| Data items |
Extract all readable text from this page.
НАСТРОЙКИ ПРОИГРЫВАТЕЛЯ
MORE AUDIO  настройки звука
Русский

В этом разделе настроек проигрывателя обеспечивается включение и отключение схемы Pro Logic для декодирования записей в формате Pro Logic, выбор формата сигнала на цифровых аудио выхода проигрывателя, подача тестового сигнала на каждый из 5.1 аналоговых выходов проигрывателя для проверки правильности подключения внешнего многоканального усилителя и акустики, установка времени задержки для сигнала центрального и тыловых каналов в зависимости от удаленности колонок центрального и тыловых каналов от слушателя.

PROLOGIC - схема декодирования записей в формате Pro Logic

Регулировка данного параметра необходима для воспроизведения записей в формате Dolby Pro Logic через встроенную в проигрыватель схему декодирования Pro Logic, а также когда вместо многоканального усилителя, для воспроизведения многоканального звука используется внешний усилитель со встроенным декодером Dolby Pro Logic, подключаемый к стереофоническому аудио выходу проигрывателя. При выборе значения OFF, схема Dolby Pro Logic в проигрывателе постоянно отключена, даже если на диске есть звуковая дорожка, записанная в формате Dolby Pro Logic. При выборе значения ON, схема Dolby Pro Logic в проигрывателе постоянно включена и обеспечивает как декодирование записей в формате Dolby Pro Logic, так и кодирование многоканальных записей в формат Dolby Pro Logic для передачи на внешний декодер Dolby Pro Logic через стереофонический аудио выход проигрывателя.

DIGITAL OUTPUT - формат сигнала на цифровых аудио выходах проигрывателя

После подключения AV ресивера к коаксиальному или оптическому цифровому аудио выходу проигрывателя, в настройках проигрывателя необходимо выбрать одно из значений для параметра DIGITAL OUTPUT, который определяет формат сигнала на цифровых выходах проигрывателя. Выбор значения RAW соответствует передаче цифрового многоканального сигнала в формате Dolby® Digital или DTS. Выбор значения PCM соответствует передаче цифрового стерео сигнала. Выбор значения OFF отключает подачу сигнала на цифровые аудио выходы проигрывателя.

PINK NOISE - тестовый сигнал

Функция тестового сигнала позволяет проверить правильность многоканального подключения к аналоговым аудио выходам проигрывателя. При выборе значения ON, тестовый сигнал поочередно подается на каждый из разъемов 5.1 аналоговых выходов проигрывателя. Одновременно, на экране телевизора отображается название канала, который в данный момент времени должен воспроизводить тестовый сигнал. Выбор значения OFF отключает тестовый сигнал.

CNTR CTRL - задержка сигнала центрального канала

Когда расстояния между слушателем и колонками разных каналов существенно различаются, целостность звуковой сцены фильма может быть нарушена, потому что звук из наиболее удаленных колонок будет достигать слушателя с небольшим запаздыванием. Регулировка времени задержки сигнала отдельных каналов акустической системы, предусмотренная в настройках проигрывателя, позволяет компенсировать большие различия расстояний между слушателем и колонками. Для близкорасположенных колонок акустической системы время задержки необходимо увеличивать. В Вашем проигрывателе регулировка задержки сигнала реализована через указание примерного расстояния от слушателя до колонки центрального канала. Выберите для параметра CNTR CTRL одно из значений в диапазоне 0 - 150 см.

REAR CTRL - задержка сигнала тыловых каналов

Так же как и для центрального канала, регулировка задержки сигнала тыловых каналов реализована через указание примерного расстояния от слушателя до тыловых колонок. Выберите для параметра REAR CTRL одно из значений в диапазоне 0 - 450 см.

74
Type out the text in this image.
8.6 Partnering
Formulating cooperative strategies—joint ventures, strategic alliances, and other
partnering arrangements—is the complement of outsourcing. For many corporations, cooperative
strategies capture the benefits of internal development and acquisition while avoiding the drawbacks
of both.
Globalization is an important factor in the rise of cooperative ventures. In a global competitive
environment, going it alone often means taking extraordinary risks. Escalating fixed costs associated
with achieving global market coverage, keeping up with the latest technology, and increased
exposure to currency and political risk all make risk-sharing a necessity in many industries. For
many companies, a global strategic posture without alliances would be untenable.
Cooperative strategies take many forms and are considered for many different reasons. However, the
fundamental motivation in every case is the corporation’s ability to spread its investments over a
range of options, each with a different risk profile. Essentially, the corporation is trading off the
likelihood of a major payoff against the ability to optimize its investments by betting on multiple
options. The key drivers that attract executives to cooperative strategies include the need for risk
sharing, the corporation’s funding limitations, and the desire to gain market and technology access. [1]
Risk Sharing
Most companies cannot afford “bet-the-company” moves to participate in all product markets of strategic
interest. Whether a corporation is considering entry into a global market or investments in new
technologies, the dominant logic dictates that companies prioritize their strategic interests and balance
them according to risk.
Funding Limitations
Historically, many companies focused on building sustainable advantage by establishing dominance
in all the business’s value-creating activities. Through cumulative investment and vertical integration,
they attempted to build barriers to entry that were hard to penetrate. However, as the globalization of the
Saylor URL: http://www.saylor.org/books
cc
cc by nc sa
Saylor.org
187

==

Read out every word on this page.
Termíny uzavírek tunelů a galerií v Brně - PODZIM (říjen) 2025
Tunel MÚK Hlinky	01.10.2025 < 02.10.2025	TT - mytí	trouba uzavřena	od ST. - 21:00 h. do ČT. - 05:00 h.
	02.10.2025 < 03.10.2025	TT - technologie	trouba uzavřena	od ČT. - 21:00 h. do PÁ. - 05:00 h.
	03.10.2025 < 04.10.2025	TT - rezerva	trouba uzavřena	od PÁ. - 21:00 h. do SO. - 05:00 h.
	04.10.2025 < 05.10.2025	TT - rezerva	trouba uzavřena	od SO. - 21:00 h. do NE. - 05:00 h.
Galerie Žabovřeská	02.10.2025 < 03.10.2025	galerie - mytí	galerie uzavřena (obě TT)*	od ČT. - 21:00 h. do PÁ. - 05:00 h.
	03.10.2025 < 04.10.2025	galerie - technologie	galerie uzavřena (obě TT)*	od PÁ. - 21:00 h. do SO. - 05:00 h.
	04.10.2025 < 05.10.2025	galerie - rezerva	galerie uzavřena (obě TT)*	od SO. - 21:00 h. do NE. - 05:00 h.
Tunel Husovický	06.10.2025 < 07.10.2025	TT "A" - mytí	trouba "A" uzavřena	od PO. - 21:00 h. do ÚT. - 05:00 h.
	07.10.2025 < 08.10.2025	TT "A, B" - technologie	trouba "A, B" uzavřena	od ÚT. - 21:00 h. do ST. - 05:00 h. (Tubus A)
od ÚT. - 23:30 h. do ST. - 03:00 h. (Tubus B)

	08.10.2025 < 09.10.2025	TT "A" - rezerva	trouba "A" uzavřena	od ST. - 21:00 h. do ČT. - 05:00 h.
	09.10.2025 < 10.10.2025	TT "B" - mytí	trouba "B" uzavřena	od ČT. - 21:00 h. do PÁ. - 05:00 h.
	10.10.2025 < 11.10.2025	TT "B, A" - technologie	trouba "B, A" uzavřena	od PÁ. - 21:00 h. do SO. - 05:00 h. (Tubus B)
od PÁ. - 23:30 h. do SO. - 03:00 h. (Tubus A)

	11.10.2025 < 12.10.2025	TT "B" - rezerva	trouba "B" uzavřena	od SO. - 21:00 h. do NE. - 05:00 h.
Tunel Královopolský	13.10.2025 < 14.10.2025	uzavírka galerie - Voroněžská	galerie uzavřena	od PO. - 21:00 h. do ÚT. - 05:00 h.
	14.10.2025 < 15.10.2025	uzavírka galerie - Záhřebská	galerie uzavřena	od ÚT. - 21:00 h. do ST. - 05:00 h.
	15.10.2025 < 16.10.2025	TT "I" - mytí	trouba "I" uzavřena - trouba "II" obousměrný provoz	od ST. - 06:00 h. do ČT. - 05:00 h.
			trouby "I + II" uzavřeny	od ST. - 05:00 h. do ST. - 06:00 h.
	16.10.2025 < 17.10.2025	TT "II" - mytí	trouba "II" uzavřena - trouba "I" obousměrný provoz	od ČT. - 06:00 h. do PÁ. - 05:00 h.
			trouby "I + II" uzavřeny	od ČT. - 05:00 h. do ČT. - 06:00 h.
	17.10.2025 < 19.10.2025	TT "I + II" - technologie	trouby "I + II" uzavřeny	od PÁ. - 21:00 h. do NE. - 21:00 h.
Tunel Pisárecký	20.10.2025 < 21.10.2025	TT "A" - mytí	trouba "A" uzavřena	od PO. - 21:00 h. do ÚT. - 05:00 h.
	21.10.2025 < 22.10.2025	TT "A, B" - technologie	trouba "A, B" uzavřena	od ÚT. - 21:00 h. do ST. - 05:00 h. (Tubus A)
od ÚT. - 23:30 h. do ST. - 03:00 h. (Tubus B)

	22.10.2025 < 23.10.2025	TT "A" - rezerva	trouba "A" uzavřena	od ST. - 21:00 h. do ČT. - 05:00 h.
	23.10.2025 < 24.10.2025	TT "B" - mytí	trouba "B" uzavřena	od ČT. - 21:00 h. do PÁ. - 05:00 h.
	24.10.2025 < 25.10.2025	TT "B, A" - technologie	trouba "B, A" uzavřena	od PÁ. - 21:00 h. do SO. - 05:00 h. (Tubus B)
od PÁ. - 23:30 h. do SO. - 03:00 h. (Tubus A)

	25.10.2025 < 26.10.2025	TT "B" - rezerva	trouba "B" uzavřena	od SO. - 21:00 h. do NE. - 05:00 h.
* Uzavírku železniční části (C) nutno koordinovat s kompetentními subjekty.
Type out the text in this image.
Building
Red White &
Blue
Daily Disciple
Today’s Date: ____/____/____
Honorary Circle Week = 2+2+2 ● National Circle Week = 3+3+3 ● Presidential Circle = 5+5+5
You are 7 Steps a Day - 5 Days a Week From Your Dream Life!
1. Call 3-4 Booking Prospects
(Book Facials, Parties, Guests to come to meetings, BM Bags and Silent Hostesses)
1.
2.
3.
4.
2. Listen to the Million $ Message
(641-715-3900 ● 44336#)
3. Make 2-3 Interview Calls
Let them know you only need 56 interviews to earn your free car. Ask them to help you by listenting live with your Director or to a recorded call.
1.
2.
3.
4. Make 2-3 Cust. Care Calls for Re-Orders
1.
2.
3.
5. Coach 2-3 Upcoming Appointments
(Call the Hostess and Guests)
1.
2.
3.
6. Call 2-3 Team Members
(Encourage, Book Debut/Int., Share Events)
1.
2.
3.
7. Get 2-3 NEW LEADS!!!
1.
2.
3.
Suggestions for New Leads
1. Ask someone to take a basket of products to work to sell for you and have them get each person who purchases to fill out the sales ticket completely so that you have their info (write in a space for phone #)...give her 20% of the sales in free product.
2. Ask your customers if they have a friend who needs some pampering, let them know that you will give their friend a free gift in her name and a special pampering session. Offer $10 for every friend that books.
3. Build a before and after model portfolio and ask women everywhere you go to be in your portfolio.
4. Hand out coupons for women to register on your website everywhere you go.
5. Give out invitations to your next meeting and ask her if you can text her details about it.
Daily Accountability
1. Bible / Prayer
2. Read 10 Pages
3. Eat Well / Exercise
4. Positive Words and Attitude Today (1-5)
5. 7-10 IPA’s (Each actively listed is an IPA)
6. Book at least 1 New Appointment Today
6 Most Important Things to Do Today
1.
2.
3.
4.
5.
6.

...

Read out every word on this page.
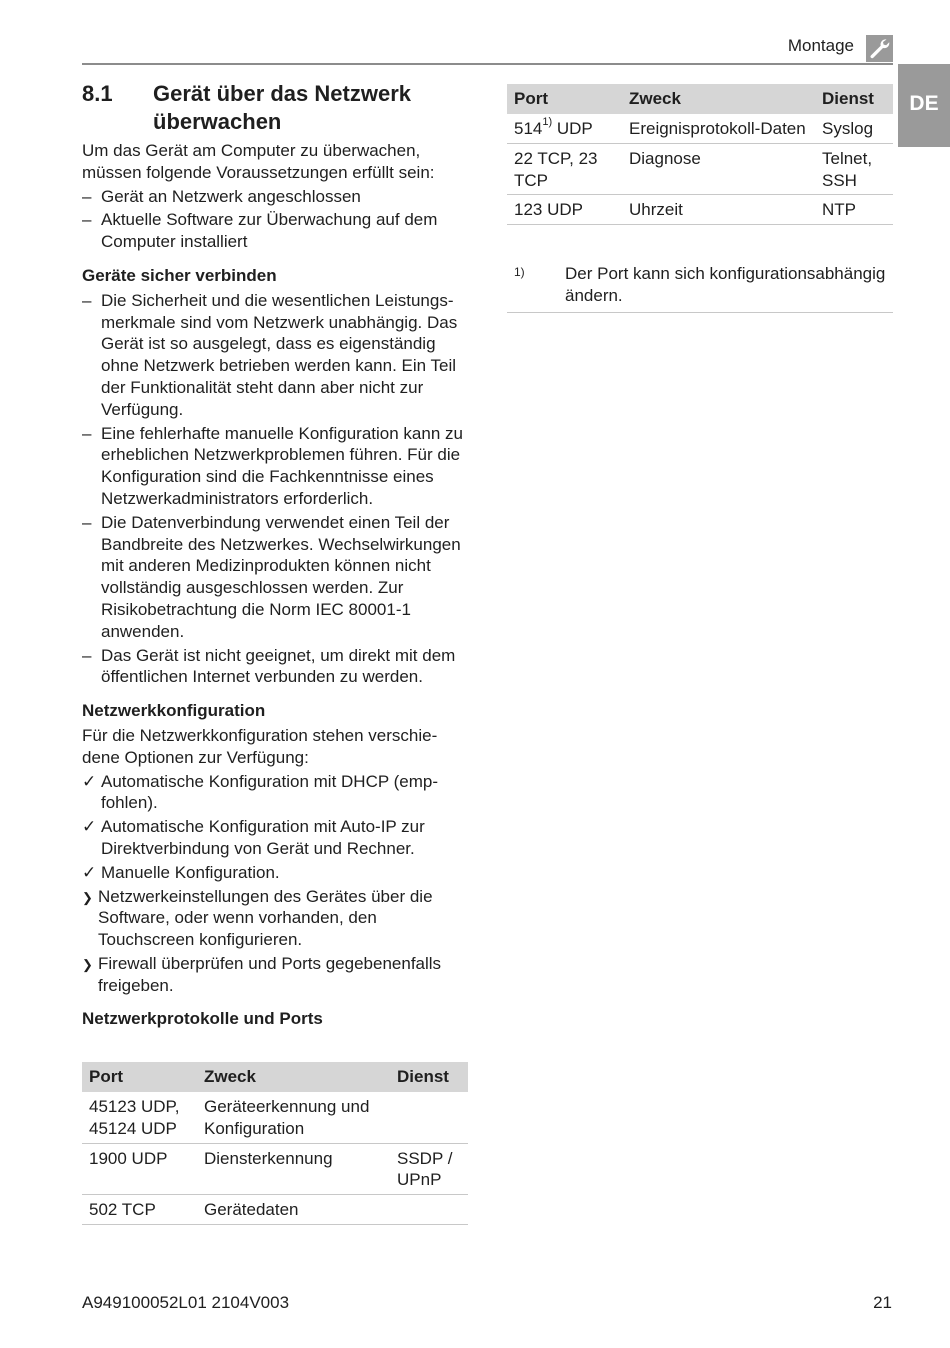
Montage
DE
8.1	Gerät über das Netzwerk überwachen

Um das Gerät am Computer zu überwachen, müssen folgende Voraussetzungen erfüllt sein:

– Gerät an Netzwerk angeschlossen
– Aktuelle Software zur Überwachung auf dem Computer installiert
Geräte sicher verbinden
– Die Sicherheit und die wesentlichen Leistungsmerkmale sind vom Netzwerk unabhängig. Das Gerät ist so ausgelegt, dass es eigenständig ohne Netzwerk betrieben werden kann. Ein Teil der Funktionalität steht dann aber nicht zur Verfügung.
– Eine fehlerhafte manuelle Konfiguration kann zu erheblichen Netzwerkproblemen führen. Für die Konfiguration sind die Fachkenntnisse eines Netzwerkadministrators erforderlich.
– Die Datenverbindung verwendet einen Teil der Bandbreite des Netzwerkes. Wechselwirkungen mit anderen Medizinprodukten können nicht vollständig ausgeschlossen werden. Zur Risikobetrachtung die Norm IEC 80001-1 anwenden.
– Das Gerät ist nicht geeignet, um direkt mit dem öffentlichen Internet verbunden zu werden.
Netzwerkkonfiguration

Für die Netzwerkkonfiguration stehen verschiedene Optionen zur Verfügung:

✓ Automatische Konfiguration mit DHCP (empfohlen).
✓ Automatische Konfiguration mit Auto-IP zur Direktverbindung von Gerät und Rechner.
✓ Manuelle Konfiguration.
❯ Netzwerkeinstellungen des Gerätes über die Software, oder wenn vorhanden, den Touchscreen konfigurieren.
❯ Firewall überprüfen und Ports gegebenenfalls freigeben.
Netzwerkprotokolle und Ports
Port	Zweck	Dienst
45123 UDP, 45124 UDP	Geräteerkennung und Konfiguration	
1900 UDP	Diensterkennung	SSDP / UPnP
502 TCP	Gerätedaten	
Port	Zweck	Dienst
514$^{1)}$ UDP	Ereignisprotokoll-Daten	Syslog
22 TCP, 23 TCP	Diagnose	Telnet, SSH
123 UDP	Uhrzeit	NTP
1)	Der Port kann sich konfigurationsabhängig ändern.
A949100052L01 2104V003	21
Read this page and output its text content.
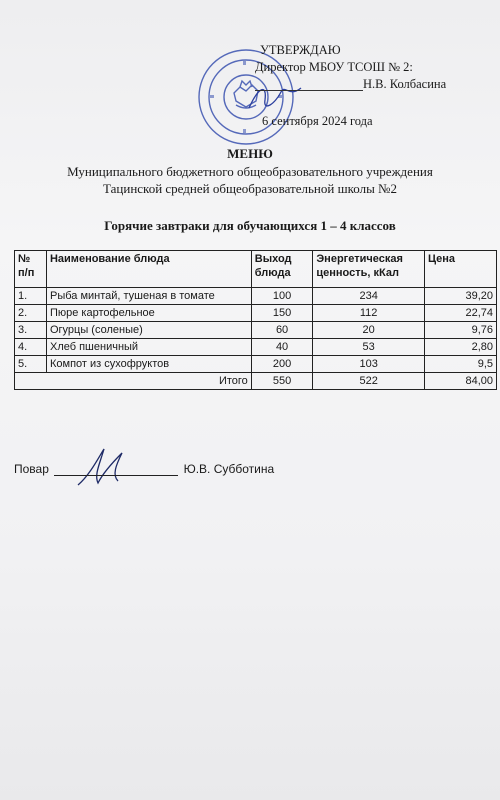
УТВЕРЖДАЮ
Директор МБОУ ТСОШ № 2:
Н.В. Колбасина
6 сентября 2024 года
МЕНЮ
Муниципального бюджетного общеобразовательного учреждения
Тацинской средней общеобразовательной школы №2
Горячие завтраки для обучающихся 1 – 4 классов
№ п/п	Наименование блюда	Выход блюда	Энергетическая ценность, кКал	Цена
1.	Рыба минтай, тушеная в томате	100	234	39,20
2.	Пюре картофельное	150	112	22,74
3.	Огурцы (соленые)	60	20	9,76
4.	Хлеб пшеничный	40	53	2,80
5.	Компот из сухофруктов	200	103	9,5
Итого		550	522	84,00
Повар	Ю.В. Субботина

| The request |
Among the lines of the data, identify those with the word "kann". Copy each of them.

| The output |
– Die Sicherheit und die wesentlichen Leistungsmerkmale sind vom Netzwerk unabhängig. Das Gerät ist so ausgelegt, dass es eigenständig ohne Netzwerk betrieben werden kann. Ein Teil der Funktionalität steht dann aber nicht zur Verfügung.
– Eine fehlerhafte manuelle Konfiguration kann zu erheblichen Netzwerkproblemen führen. Für die Konfiguration sind die Fachkenntnisse eines Netzwerkadministrators erforderlich.
1)	Der Port kann sich konfigurationsabhängig ändern.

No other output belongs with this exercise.